*Instruction*: Which lines in the material below contain the word "transport"? Copy out each of those lines in full.

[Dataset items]
* * *

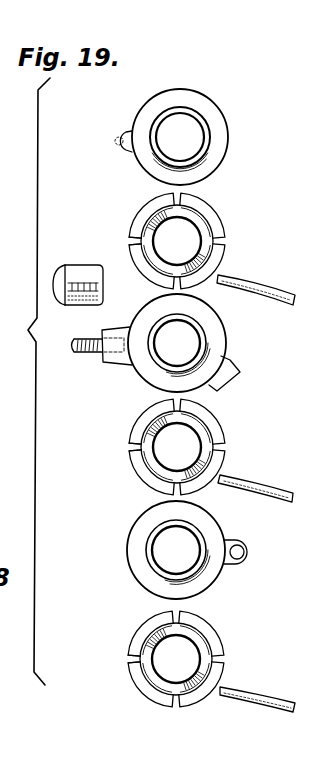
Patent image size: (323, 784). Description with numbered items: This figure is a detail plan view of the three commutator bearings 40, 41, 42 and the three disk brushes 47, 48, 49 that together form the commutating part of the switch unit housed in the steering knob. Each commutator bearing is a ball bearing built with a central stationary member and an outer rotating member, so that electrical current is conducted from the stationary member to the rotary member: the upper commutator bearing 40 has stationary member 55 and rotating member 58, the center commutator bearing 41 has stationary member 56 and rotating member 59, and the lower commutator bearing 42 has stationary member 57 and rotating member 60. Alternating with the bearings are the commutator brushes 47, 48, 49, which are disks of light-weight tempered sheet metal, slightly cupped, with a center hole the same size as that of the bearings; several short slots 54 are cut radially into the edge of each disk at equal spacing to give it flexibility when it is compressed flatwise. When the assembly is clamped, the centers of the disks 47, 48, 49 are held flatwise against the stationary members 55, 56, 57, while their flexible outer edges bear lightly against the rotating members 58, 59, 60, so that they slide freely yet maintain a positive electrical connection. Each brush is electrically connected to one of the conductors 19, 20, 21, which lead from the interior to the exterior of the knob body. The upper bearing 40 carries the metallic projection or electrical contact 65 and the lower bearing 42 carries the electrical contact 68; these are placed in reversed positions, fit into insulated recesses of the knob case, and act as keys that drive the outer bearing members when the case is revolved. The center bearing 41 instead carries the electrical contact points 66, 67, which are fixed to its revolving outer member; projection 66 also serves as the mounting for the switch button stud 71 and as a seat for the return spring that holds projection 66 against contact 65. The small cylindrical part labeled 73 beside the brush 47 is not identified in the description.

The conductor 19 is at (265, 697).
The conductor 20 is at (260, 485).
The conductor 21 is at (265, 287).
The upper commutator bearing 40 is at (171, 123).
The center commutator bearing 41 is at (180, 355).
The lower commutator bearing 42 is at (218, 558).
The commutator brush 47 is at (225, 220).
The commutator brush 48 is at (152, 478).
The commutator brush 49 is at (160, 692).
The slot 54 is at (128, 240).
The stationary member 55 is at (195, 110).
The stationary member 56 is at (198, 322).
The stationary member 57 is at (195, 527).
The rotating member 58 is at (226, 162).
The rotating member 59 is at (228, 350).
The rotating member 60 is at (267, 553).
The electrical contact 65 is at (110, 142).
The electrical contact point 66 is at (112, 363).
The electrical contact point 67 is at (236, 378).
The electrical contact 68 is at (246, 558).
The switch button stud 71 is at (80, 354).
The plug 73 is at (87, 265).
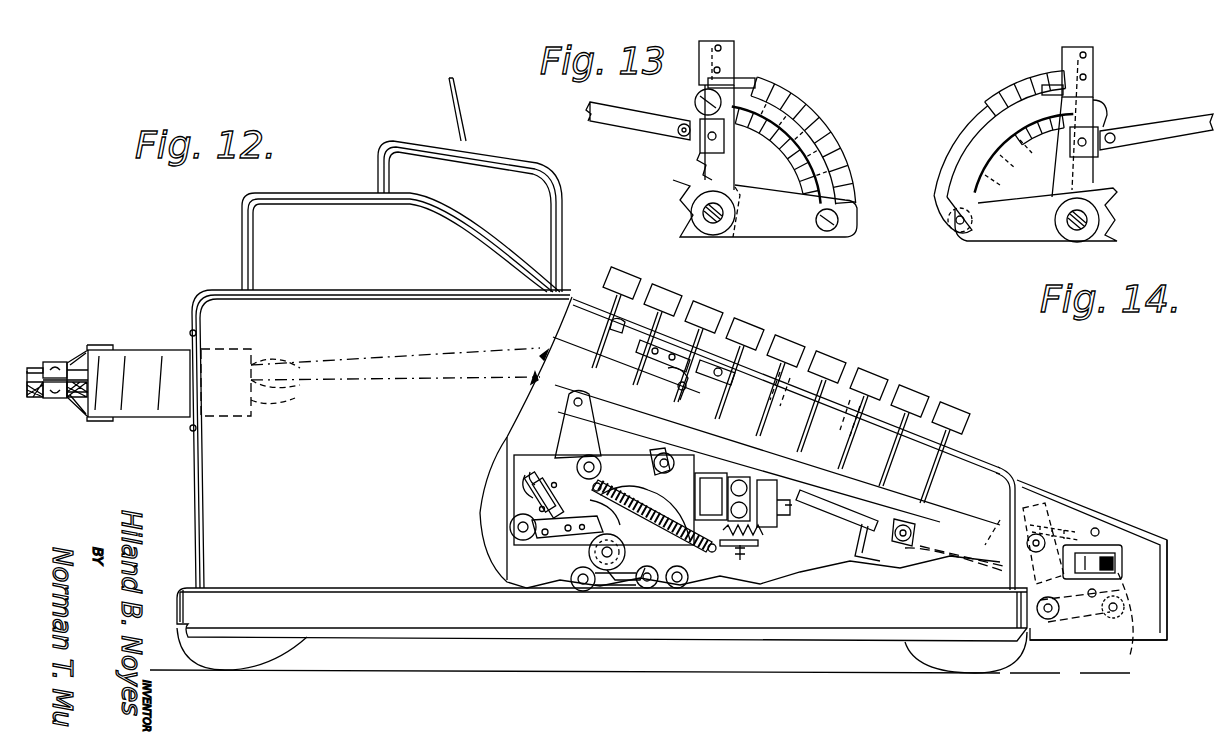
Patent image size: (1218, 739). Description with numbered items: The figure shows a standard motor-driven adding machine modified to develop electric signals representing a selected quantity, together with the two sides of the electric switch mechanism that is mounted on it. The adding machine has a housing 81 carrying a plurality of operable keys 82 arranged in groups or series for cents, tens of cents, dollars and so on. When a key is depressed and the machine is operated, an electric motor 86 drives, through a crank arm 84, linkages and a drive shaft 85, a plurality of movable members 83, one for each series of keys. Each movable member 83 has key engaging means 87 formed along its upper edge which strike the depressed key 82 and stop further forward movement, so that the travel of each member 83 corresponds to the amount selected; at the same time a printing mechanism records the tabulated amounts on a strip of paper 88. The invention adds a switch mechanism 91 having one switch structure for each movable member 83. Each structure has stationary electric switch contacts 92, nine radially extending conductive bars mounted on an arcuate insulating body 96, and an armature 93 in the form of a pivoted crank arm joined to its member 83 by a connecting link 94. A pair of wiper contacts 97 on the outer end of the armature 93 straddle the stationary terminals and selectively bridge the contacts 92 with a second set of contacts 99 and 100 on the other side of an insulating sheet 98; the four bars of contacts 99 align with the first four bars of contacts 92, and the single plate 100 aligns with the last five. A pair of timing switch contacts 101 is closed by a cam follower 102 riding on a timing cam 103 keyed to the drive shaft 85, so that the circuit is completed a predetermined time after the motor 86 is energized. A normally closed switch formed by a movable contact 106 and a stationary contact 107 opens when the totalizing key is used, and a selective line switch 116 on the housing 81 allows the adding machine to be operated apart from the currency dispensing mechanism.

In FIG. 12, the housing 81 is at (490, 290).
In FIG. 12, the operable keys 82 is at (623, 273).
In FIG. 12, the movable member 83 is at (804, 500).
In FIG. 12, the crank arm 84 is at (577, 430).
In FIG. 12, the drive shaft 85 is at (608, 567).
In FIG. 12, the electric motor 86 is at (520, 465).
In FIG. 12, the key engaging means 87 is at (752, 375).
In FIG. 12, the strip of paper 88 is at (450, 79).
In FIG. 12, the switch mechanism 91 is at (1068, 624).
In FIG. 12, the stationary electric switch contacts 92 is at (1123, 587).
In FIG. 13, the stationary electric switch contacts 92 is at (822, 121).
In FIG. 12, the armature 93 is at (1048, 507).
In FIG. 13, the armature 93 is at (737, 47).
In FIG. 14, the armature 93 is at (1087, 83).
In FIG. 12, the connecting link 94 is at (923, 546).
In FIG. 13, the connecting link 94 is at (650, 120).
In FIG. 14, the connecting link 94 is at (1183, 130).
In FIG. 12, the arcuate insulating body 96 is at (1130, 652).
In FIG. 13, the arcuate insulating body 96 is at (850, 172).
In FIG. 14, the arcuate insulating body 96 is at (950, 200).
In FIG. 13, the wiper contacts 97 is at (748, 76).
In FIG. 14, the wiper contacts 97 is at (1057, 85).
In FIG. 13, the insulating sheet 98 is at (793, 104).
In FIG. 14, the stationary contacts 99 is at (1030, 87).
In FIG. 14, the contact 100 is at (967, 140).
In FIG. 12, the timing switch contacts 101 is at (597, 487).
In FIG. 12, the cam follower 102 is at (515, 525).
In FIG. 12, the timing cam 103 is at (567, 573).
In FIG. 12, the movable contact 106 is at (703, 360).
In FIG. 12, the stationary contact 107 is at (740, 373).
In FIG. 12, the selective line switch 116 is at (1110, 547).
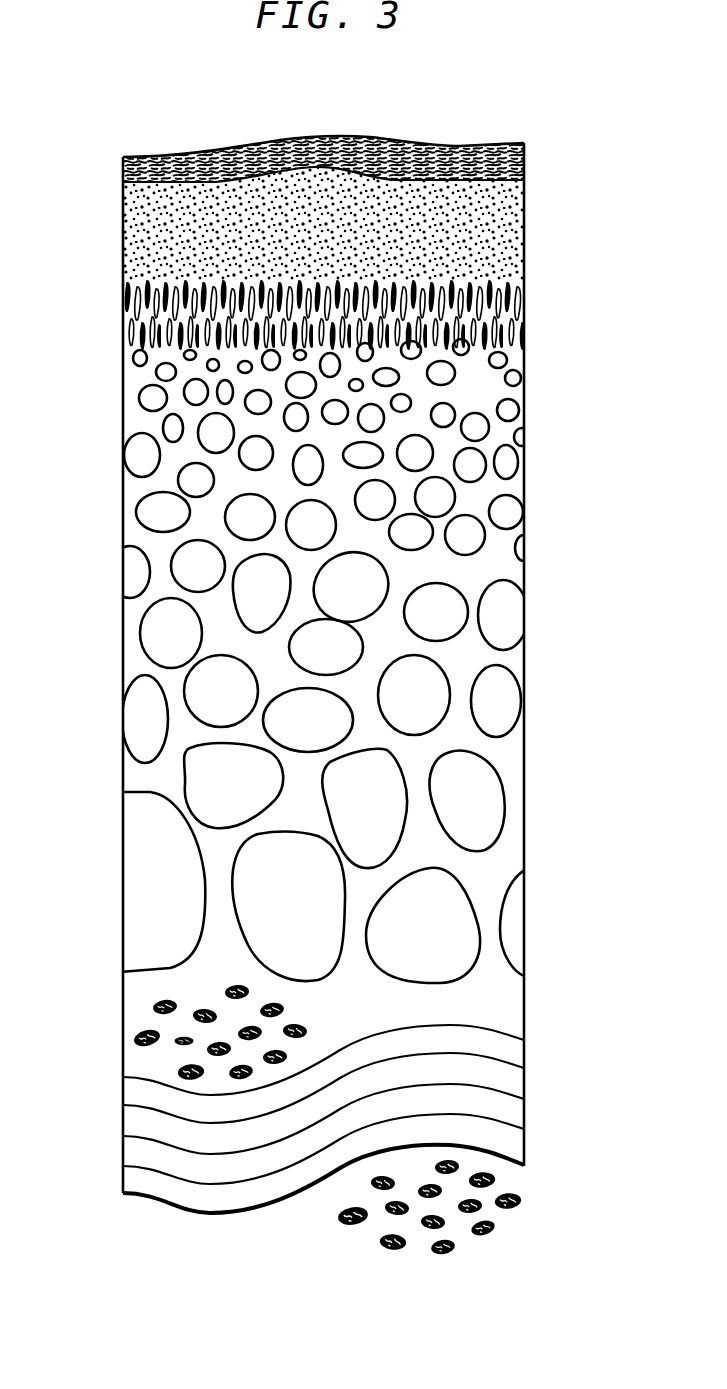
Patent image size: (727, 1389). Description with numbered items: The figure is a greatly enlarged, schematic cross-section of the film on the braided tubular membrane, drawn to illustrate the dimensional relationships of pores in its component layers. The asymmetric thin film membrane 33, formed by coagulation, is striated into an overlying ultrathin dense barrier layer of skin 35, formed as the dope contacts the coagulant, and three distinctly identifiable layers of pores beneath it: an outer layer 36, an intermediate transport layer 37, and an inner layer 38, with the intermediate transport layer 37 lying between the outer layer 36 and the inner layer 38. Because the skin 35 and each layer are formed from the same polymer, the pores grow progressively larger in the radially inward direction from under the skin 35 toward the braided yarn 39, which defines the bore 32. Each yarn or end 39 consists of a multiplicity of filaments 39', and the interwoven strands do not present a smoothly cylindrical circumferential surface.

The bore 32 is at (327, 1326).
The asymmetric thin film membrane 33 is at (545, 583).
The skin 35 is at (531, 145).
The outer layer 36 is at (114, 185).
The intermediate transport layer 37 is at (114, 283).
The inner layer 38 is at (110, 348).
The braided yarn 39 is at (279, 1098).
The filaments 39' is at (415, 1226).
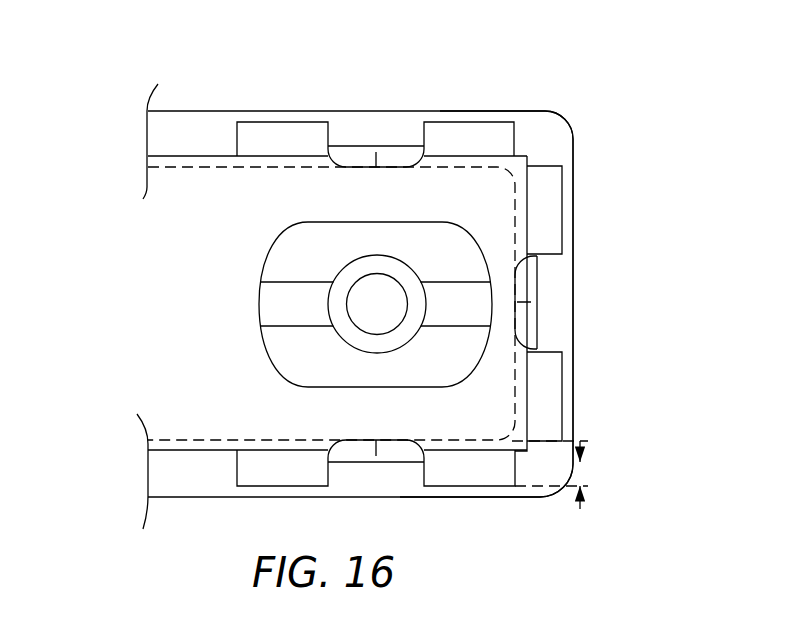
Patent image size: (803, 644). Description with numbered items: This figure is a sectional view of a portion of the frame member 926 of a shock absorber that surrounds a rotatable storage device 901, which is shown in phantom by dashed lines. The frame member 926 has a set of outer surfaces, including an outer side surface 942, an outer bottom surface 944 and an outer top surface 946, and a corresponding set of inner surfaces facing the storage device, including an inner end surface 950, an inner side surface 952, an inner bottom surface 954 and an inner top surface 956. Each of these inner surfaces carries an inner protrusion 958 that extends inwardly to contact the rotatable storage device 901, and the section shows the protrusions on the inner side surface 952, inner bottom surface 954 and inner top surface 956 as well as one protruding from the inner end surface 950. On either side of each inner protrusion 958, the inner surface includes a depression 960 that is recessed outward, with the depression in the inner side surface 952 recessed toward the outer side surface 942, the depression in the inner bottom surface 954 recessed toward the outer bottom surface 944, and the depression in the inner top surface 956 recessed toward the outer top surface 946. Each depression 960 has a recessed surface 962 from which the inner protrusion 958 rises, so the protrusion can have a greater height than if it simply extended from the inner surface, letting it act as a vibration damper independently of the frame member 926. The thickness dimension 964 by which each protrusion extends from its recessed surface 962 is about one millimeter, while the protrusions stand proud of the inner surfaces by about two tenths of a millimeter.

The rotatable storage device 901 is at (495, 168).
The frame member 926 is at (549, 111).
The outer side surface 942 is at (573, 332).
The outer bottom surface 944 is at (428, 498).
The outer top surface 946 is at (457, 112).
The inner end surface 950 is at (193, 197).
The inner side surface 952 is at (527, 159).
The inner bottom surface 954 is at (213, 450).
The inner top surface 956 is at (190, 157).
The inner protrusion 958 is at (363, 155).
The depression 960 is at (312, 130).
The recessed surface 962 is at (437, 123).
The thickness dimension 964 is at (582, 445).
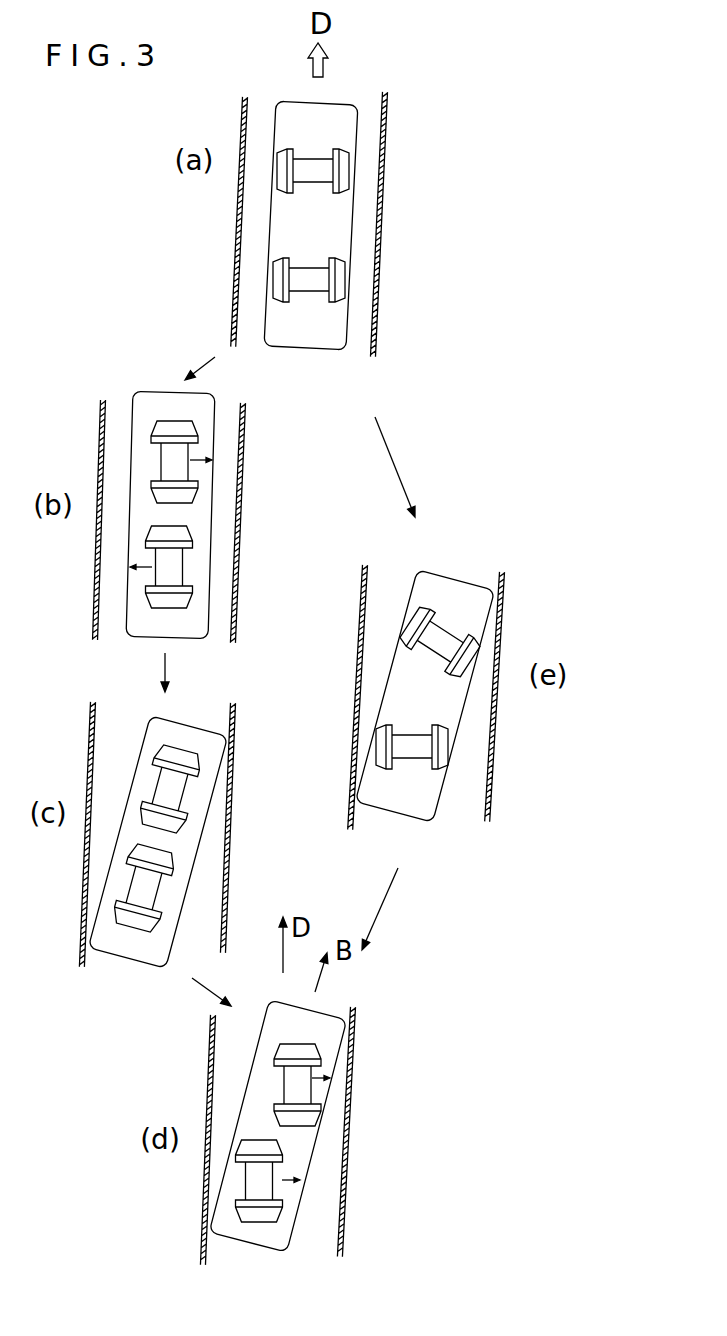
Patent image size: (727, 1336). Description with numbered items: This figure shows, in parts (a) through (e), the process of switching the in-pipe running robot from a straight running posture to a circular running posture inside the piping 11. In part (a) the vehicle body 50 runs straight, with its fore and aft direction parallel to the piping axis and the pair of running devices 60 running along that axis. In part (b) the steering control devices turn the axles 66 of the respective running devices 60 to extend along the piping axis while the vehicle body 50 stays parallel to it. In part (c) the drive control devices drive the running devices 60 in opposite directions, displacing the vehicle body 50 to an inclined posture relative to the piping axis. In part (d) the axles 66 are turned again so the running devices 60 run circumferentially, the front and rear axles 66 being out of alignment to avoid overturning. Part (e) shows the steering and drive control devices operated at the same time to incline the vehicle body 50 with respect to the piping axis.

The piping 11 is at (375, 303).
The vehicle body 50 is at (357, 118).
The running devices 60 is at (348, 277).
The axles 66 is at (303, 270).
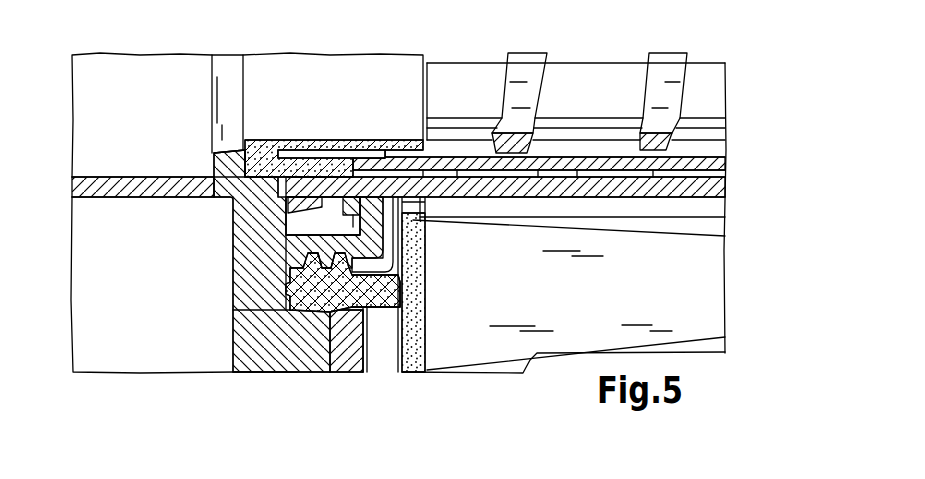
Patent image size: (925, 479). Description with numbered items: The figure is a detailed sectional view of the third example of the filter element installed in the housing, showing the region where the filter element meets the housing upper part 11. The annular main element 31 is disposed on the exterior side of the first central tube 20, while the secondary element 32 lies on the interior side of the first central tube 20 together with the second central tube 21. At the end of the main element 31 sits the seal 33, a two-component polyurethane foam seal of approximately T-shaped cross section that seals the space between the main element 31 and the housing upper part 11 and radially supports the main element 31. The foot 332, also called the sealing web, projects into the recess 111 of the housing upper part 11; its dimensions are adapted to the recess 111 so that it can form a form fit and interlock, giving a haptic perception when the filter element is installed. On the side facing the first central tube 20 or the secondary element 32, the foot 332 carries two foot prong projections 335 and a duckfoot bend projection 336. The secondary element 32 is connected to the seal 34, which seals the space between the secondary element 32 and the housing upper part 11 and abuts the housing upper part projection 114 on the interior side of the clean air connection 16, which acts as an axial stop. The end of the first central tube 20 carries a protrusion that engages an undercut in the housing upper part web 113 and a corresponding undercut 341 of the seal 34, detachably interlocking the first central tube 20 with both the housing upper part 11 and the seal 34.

* * *

*Task answer*:
Patent image size: (727, 1389). Description with numbered items: The figure is a greatly enlarged, schematic cross-section of the film on the braided tubular membrane, drawn to illustrate the dimensional relationships of pores in its component layers. The asymmetric thin film membrane 33, formed by coagulation, is striated into an overlying ultrathin dense barrier layer of skin 35, formed as the dope contacts the coagulant, and three distinctly identifiable layers of pores beneath it: an outer layer 36, an intermediate transport layer 37, and an inner layer 38, with the intermediate transport layer 37 lying between the outer layer 36 and the inner layer 38. Because the skin 35 and each layer are formed from the same polymer, the pores grow progressively larger in the radially inward direction from under the skin 35 toward the braided yarn 39, which defines the bore 32. Each yarn or end 39 consists of a multiplicity of filaments 39', and the interwoven strands do not present a smoothly cylindrical circumferential surface.
The intermediate transport layer 37 is at (114, 283).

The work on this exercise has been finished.